Directive: Write out every entry, unchanged. Skip any picture.

Input for this task:
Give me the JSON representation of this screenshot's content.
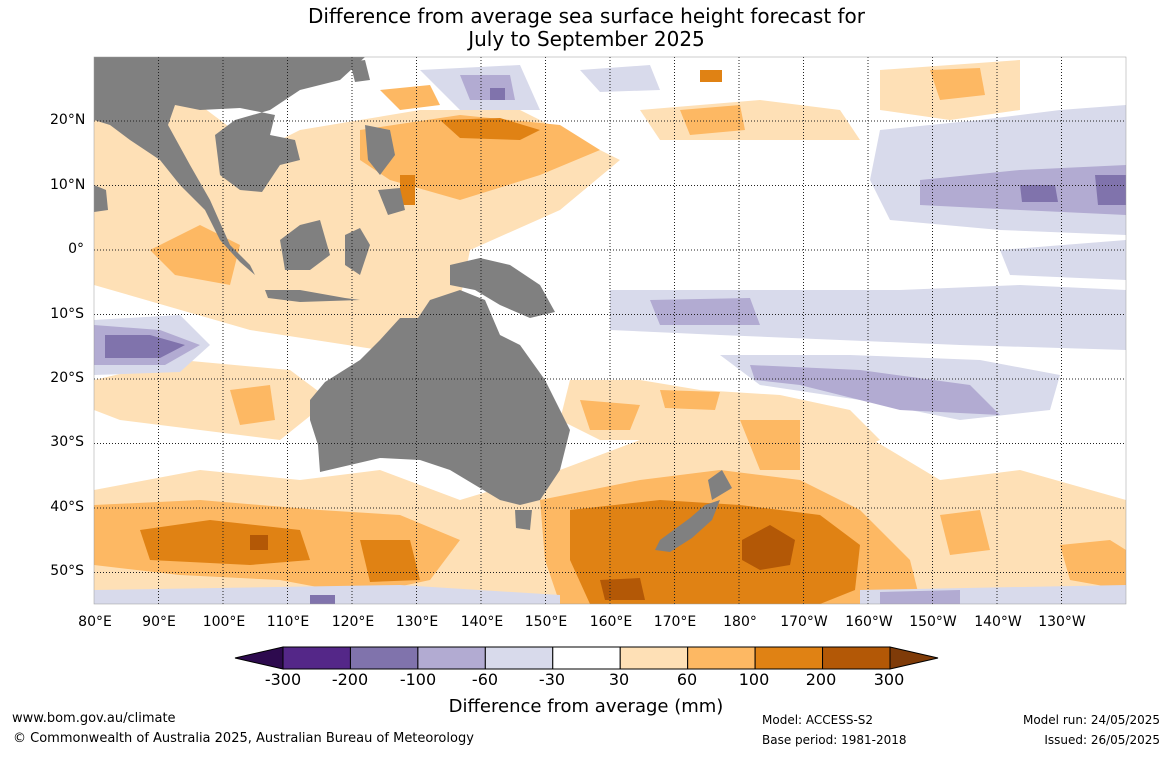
{
  "title_line1": "Difference from average sea surface height forecast for",
  "title_line2": "July to September 2025",
  "map": {
    "latitude_labels": [
      "20°N",
      "10°N",
      "0°",
      "10°S",
      "20°S",
      "30°S",
      "40°S",
      "50°S"
    ],
    "longitude_labels": [
      "80°E",
      "90°E",
      "100°E",
      "110°E",
      "120°E",
      "130°E",
      "140°E",
      "150°E",
      "160°E",
      "170°E",
      "180°",
      "170°W",
      "160°W",
      "150°W",
      "140°W",
      "130°W"
    ],
    "land_color": "#808080",
    "gridlines": "dotted"
  },
  "legend": {
    "title": "Difference from average (mm)",
    "tick_labels": [
      "-300",
      "-200",
      "-100",
      "-60",
      "-30",
      "30",
      "60",
      "100",
      "200",
      "300"
    ],
    "colors": [
      "#2d0a4e",
      "#542788",
      "#8073ac",
      "#b2abd2",
      "#d8daeb",
      "#ffffff",
      "#fee0b6",
      "#fdb863",
      "#e08214",
      "#b35806",
      "#7f3b08"
    ]
  },
  "footer": {
    "website": "www.bom.gov.au/climate",
    "copyright": "© Commonwealth of Australia 2025, Australian Bureau of Meteorology",
    "model": "Model: ACCESS-S2",
    "base_period": "Base period: 1981-2018",
    "model_run": "Model run: 24/05/2025",
    "issued": "Issued: 26/05/2025"
  }
}
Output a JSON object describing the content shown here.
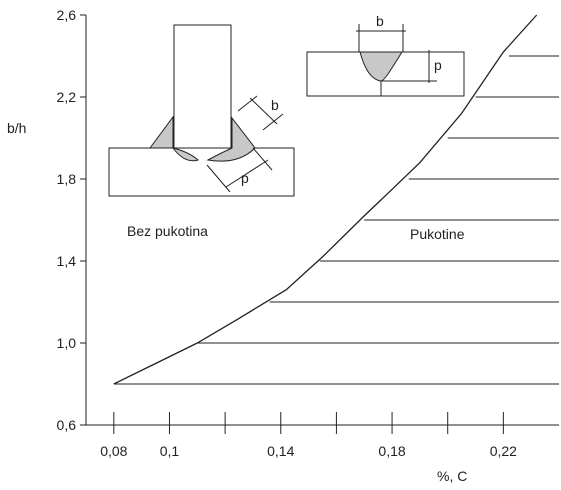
{
  "chart_data": {
    "type": "line",
    "title": "",
    "xlabel": "%, C",
    "ylabel": "b/h",
    "xlim": [
      0.07,
      0.24
    ],
    "ylim": [
      0.6,
      2.6
    ],
    "x_ticks": [
      0.08,
      0.1,
      0.12,
      0.14,
      0.16,
      0.18,
      0.2,
      0.22
    ],
    "x_tick_labels": [
      "0,08",
      "0,1",
      "",
      "0,14",
      "",
      "0,18",
      "",
      "0,22"
    ],
    "y_ticks": [
      0.6,
      1.0,
      1.4,
      1.8,
      2.2,
      2.6
    ],
    "y_tick_labels": [
      "0,6",
      "1,0",
      "1,4",
      "1,8",
      "2,2",
      "2,6"
    ],
    "series": [
      {
        "x": [
          0.08,
          0.095,
          0.11,
          0.125,
          0.142,
          0.155,
          0.17,
          0.18,
          0.19,
          0.205,
          0.22,
          0.232
        ],
        "values": [
          0.8,
          0.9,
          1.0,
          1.12,
          1.26,
          1.42,
          1.62,
          1.75,
          1.88,
          2.12,
          2.42,
          2.6
        ]
      }
    ],
    "region_boundaries": [
      {
        "y": 0.8,
        "x_start": 0.08
      },
      {
        "y": 1.0,
        "x_start": 0.11
      },
      {
        "y": 1.2,
        "x_start": 0.136
      },
      {
        "y": 1.4,
        "x_start": 0.154
      },
      {
        "y": 1.6,
        "x_start": 0.17
      },
      {
        "y": 1.8,
        "x_start": 0.186
      },
      {
        "y": 2.0,
        "x_start": 0.2
      },
      {
        "y": 2.2,
        "x_start": 0.21
      },
      {
        "y": 2.4,
        "x_start": 0.222
      }
    ],
    "annotations": [
      {
        "text": "Bez pukotina",
        "region": "left"
      },
      {
        "text": "Pukotine",
        "region": "right"
      }
    ],
    "inset_labels": {
      "fillet_b": "b",
      "fillet_p": "p",
      "butt_b": "b",
      "butt_p": "p"
    },
    "grid": false,
    "legend": "none"
  }
}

Right answer:
Give me the JSON representation of this screenshot's content.
{
  "title_line1": "Difference from average sea surface height forecast for",
  "title_line2": "July to September 2025",
  "map": {
    "latitude_labels": [
      "20°N",
      "10°N",
      "0°",
      "10°S",
      "20°S",
      "30°S",
      "40°S",
      "50°S"
    ],
    "longitude_labels": [
      "80°E",
      "90°E",
      "100°E",
      "110°E",
      "120°E",
      "130°E",
      "140°E",
      "150°E",
      "160°E",
      "170°E",
      "180°",
      "170°W",
      "160°W",
      "150°W",
      "140°W",
      "130°W"
    ],
    "land_color": "#808080",
    "gridlines": "dotted"
  },
  "legend": {
    "title": "Difference from average (mm)",
    "tick_labels": [
      "-300",
      "-200",
      "-100",
      "-60",
      "-30",
      "30",
      "60",
      "100",
      "200",
      "300"
    ],
    "colors": [
      "#2d0a4e",
      "#542788",
      "#8073ac",
      "#b2abd2",
      "#d8daeb",
      "#ffffff",
      "#fee0b6",
      "#fdb863",
      "#e08214",
      "#b35806",
      "#7f3b08"
    ]
  },
  "footer": {
    "website": "www.bom.gov.au/climate",
    "copyright": "© Commonwealth of Australia 2025, Australian Bureau of Meteorology",
    "model": "Model: ACCESS-S2",
    "base_period": "Base period: 1981-2018",
    "model_run": "Model run: 24/05/2025",
    "issued": "Issued: 26/05/2025"
  }
}
Output a JSON object describing the content shown here.
{
  "chart_data": {
    "type": "line",
    "title": "",
    "xlabel": "%, C",
    "ylabel": "b/h",
    "xlim": [
      0.07,
      0.24
    ],
    "ylim": [
      0.6,
      2.6
    ],
    "x_ticks": [
      0.08,
      0.1,
      0.12,
      0.14,
      0.16,
      0.18,
      0.2,
      0.22
    ],
    "x_tick_labels": [
      "0,08",
      "0,1",
      "",
      "0,14",
      "",
      "0,18",
      "",
      "0,22"
    ],
    "y_ticks": [
      0.6,
      1.0,
      1.4,
      1.8,
      2.2,
      2.6
    ],
    "y_tick_labels": [
      "0,6",
      "1,0",
      "1,4",
      "1,8",
      "2,2",
      "2,6"
    ],
    "series": [
      {
        "x": [
          0.08,
          0.095,
          0.11,
          0.125,
          0.142,
          0.155,
          0.17,
          0.18,
          0.19,
          0.205,
          0.22,
          0.232
        ],
        "values": [
          0.8,
          0.9,
          1.0,
          1.12,
          1.26,
          1.42,
          1.62,
          1.75,
          1.88,
          2.12,
          2.42,
          2.6
        ]
      }
    ],
    "region_boundaries": [
      {
        "y": 0.8,
        "x_start": 0.08
      },
      {
        "y": 1.0,
        "x_start": 0.11
      },
      {
        "y": 1.2,
        "x_start": 0.136
      },
      {
        "y": 1.4,
        "x_start": 0.154
      },
      {
        "y": 1.6,
        "x_start": 0.17
      },
      {
        "y": 1.8,
        "x_start": 0.186
      },
      {
        "y": 2.0,
        "x_start": 0.2
      },
      {
        "y": 2.2,
        "x_start": 0.21
      },
      {
        "y": 2.4,
        "x_start": 0.222
      }
    ],
    "annotations": [
      {
        "text": "Bez pukotina",
        "region": "left"
      },
      {
        "text": "Pukotine",
        "region": "right"
      }
    ],
    "inset_labels": {
      "fillet_b": "b",
      "fillet_p": "p",
      "butt_b": "b",
      "butt_p": "p"
    },
    "grid": false,
    "legend": "none"
  }
}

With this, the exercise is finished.